** Aim **
Extract every line where the string "OneDaf" appears.

** Supplied material **
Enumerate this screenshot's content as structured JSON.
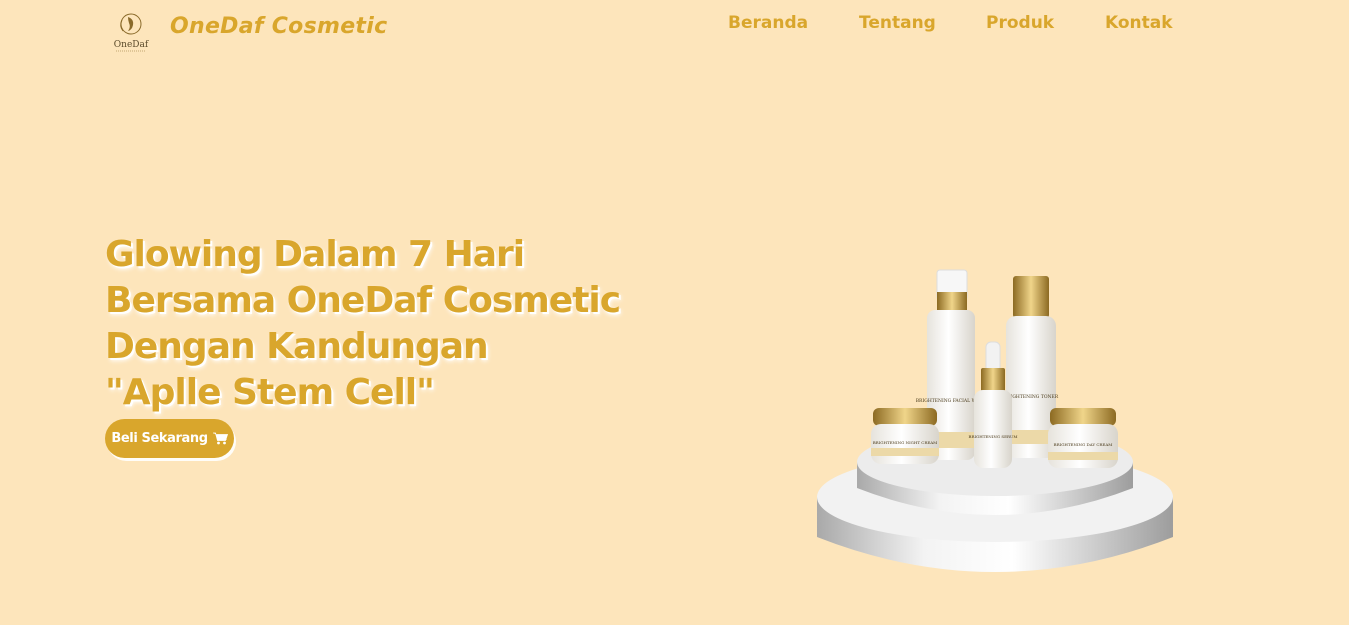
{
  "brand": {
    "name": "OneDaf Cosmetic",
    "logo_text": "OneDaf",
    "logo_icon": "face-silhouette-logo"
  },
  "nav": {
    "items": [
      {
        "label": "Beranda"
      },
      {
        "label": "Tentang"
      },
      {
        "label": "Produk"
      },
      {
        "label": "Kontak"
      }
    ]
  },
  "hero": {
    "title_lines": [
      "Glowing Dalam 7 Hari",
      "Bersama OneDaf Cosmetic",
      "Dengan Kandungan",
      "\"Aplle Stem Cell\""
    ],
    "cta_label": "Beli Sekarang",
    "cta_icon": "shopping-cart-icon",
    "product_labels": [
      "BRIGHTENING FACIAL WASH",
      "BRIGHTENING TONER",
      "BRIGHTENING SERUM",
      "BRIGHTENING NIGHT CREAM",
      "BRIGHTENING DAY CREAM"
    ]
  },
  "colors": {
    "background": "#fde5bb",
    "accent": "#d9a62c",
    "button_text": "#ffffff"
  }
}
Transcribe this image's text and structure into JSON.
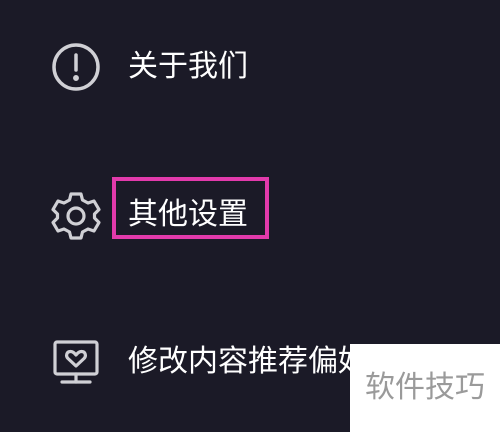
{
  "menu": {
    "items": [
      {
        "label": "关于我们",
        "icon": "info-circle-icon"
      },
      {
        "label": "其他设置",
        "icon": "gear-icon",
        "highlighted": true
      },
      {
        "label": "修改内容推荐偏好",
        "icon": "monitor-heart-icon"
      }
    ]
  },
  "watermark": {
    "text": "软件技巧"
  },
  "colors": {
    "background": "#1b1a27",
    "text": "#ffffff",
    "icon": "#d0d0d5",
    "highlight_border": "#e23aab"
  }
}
...
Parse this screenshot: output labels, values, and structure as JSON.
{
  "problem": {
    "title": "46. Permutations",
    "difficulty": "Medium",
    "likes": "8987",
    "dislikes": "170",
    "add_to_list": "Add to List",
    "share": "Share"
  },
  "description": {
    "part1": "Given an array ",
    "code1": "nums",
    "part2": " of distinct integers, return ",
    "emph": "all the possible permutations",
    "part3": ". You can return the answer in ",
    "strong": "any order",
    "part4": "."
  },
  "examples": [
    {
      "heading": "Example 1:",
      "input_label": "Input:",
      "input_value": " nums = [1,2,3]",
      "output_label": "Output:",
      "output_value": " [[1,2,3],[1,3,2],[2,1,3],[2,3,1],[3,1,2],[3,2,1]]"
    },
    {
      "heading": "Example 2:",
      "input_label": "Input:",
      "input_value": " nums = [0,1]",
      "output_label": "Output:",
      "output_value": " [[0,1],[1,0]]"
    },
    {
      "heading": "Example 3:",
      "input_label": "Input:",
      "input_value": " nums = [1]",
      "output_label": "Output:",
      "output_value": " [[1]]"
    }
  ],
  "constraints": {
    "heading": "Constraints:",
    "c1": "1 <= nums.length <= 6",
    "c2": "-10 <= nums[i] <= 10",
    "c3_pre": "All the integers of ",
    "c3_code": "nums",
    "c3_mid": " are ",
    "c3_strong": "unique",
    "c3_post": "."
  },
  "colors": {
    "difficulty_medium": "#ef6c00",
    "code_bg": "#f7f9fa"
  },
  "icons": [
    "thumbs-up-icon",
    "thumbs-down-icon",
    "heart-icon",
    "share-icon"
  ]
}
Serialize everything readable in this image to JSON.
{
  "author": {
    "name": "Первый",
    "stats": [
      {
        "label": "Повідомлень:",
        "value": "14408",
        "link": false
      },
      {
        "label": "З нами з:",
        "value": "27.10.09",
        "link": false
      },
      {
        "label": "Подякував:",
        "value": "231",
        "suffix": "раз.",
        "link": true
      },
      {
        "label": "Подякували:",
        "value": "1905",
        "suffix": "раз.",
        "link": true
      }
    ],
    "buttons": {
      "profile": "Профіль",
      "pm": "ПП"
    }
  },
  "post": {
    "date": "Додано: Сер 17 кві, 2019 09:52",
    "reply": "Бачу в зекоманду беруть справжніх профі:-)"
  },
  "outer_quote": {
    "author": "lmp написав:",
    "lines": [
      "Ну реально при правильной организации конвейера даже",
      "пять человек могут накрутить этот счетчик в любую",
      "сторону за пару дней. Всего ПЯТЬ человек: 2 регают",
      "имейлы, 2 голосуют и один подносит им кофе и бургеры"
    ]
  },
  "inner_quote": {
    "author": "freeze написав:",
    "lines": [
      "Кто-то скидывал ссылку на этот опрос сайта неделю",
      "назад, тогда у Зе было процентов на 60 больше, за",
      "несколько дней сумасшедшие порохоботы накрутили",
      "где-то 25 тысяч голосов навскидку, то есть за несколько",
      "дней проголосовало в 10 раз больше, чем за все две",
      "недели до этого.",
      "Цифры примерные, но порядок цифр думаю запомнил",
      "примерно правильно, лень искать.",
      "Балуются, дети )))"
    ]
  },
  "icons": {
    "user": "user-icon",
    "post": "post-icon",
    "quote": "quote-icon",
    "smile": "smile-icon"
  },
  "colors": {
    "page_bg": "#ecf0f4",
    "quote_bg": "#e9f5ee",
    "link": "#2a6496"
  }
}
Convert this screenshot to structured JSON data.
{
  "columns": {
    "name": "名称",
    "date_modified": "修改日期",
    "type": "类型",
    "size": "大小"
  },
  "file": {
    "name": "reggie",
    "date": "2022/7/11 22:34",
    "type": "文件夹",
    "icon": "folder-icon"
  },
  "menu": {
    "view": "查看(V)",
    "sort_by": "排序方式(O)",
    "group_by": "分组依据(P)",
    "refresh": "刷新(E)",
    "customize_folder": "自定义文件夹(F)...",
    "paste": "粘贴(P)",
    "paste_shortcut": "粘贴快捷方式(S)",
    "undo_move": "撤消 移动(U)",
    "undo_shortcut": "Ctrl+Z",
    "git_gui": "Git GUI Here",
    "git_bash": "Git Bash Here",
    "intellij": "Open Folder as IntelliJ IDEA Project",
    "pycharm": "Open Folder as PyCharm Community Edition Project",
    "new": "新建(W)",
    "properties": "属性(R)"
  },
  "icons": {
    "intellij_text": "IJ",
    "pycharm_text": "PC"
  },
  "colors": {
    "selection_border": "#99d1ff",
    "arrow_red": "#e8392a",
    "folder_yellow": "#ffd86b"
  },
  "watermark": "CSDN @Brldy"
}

** Exercise answer **
    "name": "OneDaf Cosmetic",
    "logo_text": "OneDaf",
      "Bersama OneDaf Cosmetic",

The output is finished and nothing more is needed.